Task to carry out
Copy the records below exactly as they appear.

-=-=-

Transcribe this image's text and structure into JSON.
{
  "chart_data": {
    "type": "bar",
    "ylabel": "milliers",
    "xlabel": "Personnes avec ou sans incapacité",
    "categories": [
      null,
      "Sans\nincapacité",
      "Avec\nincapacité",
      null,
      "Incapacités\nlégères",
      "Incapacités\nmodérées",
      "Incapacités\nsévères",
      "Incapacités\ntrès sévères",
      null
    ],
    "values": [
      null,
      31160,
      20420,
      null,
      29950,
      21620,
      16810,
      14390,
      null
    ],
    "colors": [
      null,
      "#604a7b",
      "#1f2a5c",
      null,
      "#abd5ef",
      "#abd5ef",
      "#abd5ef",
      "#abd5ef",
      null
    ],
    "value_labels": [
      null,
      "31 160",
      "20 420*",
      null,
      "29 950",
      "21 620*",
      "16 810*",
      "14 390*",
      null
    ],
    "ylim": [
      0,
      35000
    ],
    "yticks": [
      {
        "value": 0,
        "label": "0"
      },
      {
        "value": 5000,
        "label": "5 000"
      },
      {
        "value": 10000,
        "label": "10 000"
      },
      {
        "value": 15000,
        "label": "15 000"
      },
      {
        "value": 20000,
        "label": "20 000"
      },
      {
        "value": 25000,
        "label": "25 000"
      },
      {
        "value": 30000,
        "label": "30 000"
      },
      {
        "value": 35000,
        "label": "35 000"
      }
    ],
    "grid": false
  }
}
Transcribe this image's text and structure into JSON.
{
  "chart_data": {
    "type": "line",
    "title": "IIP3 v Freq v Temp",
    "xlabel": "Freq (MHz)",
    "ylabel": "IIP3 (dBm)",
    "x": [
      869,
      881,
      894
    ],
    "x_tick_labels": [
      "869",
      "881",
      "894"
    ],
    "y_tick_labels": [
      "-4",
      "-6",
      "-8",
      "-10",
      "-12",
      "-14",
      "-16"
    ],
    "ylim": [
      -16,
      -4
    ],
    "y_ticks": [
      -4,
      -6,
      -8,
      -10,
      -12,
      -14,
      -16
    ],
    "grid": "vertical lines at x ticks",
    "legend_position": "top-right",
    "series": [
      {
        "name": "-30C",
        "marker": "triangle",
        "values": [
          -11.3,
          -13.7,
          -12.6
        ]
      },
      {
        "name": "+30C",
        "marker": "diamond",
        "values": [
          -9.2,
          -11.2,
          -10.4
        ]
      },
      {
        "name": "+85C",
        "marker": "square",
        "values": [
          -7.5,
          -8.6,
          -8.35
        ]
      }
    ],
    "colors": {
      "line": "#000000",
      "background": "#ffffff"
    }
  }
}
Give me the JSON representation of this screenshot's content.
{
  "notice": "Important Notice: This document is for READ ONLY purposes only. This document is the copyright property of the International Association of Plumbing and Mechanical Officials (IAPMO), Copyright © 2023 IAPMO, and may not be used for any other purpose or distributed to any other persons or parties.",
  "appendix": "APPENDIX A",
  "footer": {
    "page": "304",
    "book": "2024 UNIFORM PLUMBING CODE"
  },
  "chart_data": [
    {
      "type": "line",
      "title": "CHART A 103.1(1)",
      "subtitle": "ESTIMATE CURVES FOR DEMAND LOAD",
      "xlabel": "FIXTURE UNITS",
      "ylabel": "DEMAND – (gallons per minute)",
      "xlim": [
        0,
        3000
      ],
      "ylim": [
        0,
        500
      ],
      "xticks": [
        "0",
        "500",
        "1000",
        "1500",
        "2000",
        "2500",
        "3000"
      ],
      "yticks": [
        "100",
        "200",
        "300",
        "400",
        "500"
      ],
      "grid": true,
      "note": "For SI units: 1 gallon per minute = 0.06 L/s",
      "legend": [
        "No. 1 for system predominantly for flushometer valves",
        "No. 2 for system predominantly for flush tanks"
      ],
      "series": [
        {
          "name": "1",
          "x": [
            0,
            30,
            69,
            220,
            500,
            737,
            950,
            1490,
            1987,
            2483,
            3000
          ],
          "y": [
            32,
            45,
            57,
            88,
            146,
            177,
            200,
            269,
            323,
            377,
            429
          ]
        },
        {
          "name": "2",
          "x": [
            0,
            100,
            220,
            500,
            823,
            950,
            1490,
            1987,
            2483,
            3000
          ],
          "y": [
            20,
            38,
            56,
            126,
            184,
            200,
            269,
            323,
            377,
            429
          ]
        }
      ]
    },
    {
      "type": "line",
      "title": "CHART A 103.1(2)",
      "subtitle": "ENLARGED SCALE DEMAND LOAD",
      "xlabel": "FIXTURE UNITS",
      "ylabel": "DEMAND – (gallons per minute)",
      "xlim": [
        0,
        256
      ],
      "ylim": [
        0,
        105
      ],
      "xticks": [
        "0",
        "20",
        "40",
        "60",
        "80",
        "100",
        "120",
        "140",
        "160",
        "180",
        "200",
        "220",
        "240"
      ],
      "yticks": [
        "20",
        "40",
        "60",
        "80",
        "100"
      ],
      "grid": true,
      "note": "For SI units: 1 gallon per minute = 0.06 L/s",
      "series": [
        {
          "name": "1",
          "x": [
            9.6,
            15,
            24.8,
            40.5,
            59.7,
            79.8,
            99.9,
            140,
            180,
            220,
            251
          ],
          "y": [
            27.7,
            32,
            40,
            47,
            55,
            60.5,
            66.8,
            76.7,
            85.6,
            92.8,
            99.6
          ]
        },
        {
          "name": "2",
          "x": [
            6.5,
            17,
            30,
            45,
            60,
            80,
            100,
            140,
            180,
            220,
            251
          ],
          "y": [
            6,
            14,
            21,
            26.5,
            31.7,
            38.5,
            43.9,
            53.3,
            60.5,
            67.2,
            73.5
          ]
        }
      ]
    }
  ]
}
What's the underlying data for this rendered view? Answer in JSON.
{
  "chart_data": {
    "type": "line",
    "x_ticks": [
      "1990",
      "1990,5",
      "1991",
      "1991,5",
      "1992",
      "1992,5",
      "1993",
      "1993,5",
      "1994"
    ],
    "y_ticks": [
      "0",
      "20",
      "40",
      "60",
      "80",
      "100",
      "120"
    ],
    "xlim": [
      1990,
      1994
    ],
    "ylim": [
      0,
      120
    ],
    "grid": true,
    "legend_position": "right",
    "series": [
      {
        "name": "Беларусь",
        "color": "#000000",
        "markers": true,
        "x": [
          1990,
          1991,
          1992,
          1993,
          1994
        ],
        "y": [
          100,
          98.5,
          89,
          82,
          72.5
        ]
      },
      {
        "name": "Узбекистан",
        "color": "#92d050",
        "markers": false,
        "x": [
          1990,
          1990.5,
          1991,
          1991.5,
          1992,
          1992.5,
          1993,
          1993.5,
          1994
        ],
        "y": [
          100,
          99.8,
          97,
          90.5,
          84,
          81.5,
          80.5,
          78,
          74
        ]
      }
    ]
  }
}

-=-=-

Answer below
Transcribe this image's text and structure into JSON.
{
  "chart_data": {
    "type": "bar",
    "ylabel": "milliers",
    "xlabel": "Personnes avec ou sans incapacité",
    "categories": [
      null,
      "Sans\nincapacité",
      "Avec\nincapacité",
      null,
      "Incapacités\nlégères",
      "Incapacités\nmodérées",
      "Incapacités\nsévères",
      "Incapacités\ntrès sévères",
      null
    ],
    "values": [
      null,
      31160,
      20420,
      null,
      29950,
      21620,
      16810,
      14390,
      null
    ],
    "colors": [
      null,
      "#604a7b",
      "#1f2a5c",
      null,
      "#abd5ef",
      "#abd5ef",
      "#abd5ef",
      "#abd5ef",
      null
    ],
    "value_labels": [
      null,
      "31 160",
      "20 420*",
      null,
      "29 950",
      "21 620*",
      "16 810*",
      "14 390*",
      null
    ],
    "ylim": [
      0,
      35000
    ],
    "yticks": [
      {
        "value": 0,
        "label": "0"
      },
      {
        "value": 5000,
        "label": "5 000"
      },
      {
        "value": 10000,
        "label": "10 000"
      },
      {
        "value": 15000,
        "label": "15 000"
      },
      {
        "value": 20000,
        "label": "20 000"
      },
      {
        "value": 25000,
        "label": "25 000"
      },
      {
        "value": 30000,
        "label": "30 000"
      },
      {
        "value": 35000,
        "label": "35 000"
      }
    ],
    "grid": false
  }
}
Transcribe this image's text and structure into JSON.
{
  "chart_data": {
    "type": "line",
    "title": "IIP3 v Freq v Temp",
    "xlabel": "Freq (MHz)",
    "ylabel": "IIP3 (dBm)",
    "x": [
      869,
      881,
      894
    ],
    "x_tick_labels": [
      "869",
      "881",
      "894"
    ],
    "y_tick_labels": [
      "-4",
      "-6",
      "-8",
      "-10",
      "-12",
      "-14",
      "-16"
    ],
    "ylim": [
      -16,
      -4
    ],
    "y_ticks": [
      -4,
      -6,
      -8,
      -10,
      -12,
      -14,
      -16
    ],
    "grid": "vertical lines at x ticks",
    "legend_position": "top-right",
    "series": [
      {
        "name": "-30C",
        "marker": "triangle",
        "values": [
          -11.3,
          -13.7,
          -12.6
        ]
      },
      {
        "name": "+30C",
        "marker": "diamond",
        "values": [
          -9.2,
          -11.2,
          -10.4
        ]
      },
      {
        "name": "+85C",
        "marker": "square",
        "values": [
          -7.5,
          -8.6,
          -8.35
        ]
      }
    ],
    "colors": {
      "line": "#000000",
      "background": "#ffffff"
    }
  }
}
Give me the JSON representation of this screenshot's content.
{
  "notice": "Important Notice: This document is for READ ONLY purposes only. This document is the copyright property of the International Association of Plumbing and Mechanical Officials (IAPMO), Copyright © 2023 IAPMO, and may not be used for any other purpose or distributed to any other persons or parties.",
  "appendix": "APPENDIX A",
  "footer": {
    "page": "304",
    "book": "2024 UNIFORM PLUMBING CODE"
  },
  "chart_data": [
    {
      "type": "line",
      "title": "CHART A 103.1(1)",
      "subtitle": "ESTIMATE CURVES FOR DEMAND LOAD",
      "xlabel": "FIXTURE UNITS",
      "ylabel": "DEMAND – (gallons per minute)",
      "xlim": [
        0,
        3000
      ],
      "ylim": [
        0,
        500
      ],
      "xticks": [
        "0",
        "500",
        "1000",
        "1500",
        "2000",
        "2500",
        "3000"
      ],
      "yticks": [
        "100",
        "200",
        "300",
        "400",
        "500"
      ],
      "grid": true,
      "note": "For SI units: 1 gallon per minute = 0.06 L/s",
      "legend": [
        "No. 1 for system predominantly for flushometer valves",
        "No. 2 for system predominantly for flush tanks"
      ],
      "series": [
        {
          "name": "1",
          "x": [
            0,
            30,
            69,
            220,
            500,
            737,
            950,
            1490,
            1987,
            2483,
            3000
          ],
          "y": [
            32,
            45,
            57,
            88,
            146,
            177,
            200,
            269,
            323,
            377,
            429
          ]
        },
        {
          "name": "2",
          "x": [
            0,
            100,
            220,
            500,
            823,
            950,
            1490,
            1987,
            2483,
            3000
          ],
          "y": [
            20,
            38,
            56,
            126,
            184,
            200,
            269,
            323,
            377,
            429
          ]
        }
      ]
    },
    {
      "type": "line",
      "title": "CHART A 103.1(2)",
      "subtitle": "ENLARGED SCALE DEMAND LOAD",
      "xlabel": "FIXTURE UNITS",
      "ylabel": "DEMAND – (gallons per minute)",
      "xlim": [
        0,
        256
      ],
      "ylim": [
        0,
        105
      ],
      "xticks": [
        "0",
        "20",
        "40",
        "60",
        "80",
        "100",
        "120",
        "140",
        "160",
        "180",
        "200",
        "220",
        "240"
      ],
      "yticks": [
        "20",
        "40",
        "60",
        "80",
        "100"
      ],
      "grid": true,
      "note": "For SI units: 1 gallon per minute = 0.06 L/s",
      "series": [
        {
          "name": "1",
          "x": [
            9.6,
            15,
            24.8,
            40.5,
            59.7,
            79.8,
            99.9,
            140,
            180,
            220,
            251
          ],
          "y": [
            27.7,
            32,
            40,
            47,
            55,
            60.5,
            66.8,
            76.7,
            85.6,
            92.8,
            99.6
          ]
        },
        {
          "name": "2",
          "x": [
            6.5,
            17,
            30,
            45,
            60,
            80,
            100,
            140,
            180,
            220,
            251
          ],
          "y": [
            6,
            14,
            21,
            26.5,
            31.7,
            38.5,
            43.9,
            53.3,
            60.5,
            67.2,
            73.5
          ]
        }
      ]
    }
  ]
}
What's the underlying data for this rendered view? Answer in JSON.
{
  "chart_data": {
    "type": "line",
    "x_ticks": [
      "1990",
      "1990,5",
      "1991",
      "1991,5",
      "1992",
      "1992,5",
      "1993",
      "1993,5",
      "1994"
    ],
    "y_ticks": [
      "0",
      "20",
      "40",
      "60",
      "80",
      "100",
      "120"
    ],
    "xlim": [
      1990,
      1994
    ],
    "ylim": [
      0,
      120
    ],
    "grid": true,
    "legend_position": "right",
    "series": [
      {
        "name": "Беларусь",
        "color": "#000000",
        "markers": true,
        "x": [
          1990,
          1991,
          1992,
          1993,
          1994
        ],
        "y": [
          100,
          98.5,
          89,
          82,
          72.5
        ]
      },
      {
        "name": "Узбекистан",
        "color": "#92d050",
        "markers": false,
        "x": [
          1990,
          1990.5,
          1991,
          1991.5,
          1992,
          1992.5,
          1993,
          1993.5,
          1994
        ],
        "y": [
          100,
          99.8,
          97,
          90.5,
          84,
          81.5,
          80.5,
          78,
          74
        ]
      }
    ]
  }
}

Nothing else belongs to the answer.